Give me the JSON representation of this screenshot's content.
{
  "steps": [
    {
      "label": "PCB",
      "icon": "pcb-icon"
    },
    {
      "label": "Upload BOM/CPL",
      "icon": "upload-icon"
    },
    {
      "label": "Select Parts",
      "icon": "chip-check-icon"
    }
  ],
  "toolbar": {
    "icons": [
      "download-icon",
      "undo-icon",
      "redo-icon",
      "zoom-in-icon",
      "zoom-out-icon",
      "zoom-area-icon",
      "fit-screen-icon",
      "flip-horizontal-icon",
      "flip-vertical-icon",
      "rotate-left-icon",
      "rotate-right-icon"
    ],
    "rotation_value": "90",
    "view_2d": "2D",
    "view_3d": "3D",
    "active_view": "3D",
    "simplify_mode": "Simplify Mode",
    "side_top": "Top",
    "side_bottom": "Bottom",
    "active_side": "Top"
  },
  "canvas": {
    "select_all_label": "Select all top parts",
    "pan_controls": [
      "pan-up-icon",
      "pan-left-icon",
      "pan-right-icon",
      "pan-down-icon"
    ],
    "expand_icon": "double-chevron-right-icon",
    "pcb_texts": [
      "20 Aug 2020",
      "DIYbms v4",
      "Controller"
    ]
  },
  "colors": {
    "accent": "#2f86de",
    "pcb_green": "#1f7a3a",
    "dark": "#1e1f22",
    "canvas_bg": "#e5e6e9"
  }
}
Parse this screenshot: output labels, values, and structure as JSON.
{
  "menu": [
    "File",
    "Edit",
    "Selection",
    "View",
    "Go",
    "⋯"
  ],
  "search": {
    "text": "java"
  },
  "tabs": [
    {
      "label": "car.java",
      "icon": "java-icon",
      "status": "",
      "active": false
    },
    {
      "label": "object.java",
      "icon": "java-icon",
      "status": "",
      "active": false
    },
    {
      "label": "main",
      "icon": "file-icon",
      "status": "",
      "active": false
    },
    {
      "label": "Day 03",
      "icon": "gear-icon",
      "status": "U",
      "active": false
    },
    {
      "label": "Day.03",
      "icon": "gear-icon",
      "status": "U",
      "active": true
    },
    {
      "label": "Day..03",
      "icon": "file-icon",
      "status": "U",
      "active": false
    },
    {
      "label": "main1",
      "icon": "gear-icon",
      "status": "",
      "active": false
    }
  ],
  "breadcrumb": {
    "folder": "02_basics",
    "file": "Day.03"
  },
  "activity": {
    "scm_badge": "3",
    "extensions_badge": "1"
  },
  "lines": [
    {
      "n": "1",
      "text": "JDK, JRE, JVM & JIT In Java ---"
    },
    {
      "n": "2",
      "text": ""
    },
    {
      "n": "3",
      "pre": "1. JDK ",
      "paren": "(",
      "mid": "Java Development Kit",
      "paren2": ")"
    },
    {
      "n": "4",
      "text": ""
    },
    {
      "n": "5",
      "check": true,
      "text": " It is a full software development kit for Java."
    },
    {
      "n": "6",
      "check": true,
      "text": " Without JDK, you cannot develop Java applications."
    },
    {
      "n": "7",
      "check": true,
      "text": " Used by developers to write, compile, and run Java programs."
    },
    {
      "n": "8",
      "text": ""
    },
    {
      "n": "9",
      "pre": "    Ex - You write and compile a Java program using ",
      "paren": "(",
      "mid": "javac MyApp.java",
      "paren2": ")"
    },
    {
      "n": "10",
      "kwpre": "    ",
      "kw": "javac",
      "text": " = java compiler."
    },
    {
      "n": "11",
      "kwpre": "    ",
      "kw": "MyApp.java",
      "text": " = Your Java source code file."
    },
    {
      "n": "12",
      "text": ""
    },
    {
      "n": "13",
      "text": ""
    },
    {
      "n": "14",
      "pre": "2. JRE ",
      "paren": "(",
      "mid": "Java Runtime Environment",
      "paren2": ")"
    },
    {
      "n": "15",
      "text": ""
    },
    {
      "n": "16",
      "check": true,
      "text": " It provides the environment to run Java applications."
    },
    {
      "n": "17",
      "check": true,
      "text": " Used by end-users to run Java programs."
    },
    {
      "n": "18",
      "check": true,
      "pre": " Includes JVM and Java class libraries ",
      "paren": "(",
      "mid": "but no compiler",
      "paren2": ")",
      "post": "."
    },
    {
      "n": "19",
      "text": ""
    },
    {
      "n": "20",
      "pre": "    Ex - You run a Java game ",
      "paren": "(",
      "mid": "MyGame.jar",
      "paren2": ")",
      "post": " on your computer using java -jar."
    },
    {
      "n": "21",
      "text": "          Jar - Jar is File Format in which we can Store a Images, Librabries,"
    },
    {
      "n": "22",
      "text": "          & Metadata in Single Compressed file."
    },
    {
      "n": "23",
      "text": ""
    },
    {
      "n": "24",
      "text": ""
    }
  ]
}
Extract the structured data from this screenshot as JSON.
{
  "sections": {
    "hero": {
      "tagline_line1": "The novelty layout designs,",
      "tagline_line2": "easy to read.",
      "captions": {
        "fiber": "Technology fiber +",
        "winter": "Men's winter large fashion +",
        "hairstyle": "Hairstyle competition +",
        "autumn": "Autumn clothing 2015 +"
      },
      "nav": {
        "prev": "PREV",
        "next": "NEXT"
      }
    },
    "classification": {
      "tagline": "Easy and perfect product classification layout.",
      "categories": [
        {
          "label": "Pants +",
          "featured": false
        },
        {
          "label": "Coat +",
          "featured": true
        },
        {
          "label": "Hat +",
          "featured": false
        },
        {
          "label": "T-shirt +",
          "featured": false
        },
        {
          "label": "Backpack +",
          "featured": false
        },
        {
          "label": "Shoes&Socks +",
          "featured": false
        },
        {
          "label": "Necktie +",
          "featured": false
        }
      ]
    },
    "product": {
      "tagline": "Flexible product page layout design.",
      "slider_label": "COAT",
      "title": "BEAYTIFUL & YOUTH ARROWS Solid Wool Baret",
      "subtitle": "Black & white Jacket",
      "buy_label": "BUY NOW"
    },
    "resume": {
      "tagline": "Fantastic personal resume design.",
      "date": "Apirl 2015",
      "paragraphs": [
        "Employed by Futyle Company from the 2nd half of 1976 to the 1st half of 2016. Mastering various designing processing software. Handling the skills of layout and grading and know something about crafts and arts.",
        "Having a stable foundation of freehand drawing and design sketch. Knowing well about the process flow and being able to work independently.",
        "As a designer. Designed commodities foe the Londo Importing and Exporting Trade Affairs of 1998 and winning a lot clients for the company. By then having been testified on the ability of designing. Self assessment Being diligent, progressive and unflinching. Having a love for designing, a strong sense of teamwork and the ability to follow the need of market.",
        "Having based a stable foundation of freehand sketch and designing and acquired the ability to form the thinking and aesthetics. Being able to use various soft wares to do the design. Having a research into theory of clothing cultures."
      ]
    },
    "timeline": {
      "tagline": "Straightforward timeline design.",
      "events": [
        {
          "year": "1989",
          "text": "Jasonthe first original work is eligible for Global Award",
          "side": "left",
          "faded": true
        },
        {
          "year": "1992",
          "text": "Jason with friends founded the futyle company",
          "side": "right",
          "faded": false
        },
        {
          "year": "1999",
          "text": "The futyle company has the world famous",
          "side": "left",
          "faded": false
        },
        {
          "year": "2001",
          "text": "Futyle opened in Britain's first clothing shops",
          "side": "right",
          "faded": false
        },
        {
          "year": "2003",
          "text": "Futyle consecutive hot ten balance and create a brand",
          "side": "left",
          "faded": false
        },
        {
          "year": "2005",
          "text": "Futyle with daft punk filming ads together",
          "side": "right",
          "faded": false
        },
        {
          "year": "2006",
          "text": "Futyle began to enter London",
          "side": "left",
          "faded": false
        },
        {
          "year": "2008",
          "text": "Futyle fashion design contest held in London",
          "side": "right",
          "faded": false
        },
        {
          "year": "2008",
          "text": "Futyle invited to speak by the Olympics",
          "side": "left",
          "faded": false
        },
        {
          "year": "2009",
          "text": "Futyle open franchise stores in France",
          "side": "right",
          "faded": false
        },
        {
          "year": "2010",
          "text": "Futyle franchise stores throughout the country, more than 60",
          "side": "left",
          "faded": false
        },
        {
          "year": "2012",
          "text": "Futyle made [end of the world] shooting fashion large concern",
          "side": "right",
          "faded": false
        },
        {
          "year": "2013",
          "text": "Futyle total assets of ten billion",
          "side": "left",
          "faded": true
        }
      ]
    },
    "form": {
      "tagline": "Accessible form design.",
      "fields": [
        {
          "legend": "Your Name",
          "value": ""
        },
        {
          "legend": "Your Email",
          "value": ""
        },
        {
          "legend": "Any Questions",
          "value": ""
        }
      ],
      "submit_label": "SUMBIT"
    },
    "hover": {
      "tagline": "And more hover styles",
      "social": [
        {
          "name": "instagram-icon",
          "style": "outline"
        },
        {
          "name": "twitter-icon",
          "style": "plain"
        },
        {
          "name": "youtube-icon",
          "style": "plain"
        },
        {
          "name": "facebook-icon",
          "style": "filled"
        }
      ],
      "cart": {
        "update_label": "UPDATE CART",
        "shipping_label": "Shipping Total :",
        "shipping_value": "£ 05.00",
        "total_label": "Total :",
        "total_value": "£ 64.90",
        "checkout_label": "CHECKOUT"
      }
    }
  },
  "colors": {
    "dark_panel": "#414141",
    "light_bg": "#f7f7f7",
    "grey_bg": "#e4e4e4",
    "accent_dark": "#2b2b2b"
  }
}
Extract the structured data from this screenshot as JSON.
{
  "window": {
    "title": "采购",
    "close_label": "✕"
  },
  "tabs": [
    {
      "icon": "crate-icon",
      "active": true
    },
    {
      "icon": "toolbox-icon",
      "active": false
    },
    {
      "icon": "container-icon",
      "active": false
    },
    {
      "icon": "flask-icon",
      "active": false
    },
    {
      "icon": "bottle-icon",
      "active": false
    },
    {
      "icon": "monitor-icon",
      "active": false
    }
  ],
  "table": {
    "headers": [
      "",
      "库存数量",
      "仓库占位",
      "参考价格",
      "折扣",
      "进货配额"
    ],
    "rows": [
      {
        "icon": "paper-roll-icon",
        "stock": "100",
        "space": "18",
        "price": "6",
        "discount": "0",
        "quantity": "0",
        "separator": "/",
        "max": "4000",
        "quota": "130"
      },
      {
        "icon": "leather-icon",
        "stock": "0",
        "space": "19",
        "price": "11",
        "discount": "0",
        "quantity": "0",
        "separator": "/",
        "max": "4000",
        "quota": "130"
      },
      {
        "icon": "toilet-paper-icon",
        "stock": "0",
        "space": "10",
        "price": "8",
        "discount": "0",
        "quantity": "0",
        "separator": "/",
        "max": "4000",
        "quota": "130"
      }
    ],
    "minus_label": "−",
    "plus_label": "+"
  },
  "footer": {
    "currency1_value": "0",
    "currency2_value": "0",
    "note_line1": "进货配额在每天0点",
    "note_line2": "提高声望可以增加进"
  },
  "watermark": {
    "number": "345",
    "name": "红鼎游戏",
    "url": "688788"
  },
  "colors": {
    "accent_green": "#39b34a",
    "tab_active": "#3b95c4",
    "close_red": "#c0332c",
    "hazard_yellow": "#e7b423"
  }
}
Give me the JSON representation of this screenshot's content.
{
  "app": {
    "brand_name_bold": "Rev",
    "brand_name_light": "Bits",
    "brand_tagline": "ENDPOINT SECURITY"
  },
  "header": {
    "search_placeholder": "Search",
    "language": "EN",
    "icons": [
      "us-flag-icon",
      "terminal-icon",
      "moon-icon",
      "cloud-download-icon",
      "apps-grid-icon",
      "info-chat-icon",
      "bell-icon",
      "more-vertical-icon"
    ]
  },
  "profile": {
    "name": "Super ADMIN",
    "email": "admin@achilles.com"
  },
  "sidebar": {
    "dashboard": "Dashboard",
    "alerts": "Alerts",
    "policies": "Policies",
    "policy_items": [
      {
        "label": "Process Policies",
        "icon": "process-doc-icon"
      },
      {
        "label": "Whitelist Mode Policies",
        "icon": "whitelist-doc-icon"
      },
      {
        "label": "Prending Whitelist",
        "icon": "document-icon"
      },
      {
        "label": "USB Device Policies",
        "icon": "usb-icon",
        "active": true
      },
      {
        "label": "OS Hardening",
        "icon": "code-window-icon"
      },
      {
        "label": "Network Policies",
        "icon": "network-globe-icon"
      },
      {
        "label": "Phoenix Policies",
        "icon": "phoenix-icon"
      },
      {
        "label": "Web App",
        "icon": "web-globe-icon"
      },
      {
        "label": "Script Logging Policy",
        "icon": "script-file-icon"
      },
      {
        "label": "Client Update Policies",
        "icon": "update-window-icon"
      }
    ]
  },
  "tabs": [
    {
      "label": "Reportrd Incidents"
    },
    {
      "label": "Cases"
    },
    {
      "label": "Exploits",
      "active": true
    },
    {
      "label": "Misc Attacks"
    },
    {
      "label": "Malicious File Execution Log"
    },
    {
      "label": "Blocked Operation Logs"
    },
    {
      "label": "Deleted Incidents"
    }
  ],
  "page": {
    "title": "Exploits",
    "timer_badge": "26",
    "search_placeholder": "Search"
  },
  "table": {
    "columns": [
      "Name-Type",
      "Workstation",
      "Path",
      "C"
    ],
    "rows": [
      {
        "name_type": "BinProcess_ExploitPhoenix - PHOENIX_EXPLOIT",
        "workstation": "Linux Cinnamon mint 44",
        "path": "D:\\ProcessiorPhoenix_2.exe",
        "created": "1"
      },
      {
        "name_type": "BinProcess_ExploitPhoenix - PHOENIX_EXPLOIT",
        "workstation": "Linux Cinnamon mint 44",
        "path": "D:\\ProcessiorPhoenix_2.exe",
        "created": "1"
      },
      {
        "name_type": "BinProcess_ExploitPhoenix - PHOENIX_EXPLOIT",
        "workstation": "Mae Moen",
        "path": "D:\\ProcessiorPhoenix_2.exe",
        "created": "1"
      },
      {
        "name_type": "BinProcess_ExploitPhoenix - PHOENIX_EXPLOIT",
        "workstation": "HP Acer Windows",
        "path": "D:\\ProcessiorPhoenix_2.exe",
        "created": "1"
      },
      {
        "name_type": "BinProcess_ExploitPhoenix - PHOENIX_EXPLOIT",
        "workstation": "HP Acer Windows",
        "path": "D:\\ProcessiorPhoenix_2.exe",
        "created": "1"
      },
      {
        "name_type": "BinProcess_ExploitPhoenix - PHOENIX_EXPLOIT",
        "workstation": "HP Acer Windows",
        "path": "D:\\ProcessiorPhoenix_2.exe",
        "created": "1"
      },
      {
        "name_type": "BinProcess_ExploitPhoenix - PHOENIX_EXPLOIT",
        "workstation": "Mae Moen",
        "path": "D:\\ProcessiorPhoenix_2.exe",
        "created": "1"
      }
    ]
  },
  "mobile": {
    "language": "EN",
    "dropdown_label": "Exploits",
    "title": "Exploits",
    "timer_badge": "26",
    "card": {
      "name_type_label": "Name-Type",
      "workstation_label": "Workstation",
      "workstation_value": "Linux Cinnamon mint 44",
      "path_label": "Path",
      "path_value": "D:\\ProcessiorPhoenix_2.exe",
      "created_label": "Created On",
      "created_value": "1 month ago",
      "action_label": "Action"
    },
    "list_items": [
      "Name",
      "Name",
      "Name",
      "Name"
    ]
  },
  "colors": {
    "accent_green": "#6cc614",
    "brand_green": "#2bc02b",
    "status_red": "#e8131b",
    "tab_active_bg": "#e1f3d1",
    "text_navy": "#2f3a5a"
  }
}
=-=-=
EXERCISE BRIEF: Within the listing above, find every line containing the string "software" and return it.

EXERCISE SOLUTION:
      "text": " It is a full software development kit for Java."
        "Employed by Futyle Company from the 2nd half of 1976 to the 1st half of 2016. Mastering various designing processing software. Handling the skills of layout and grading and know something about crafts and arts.",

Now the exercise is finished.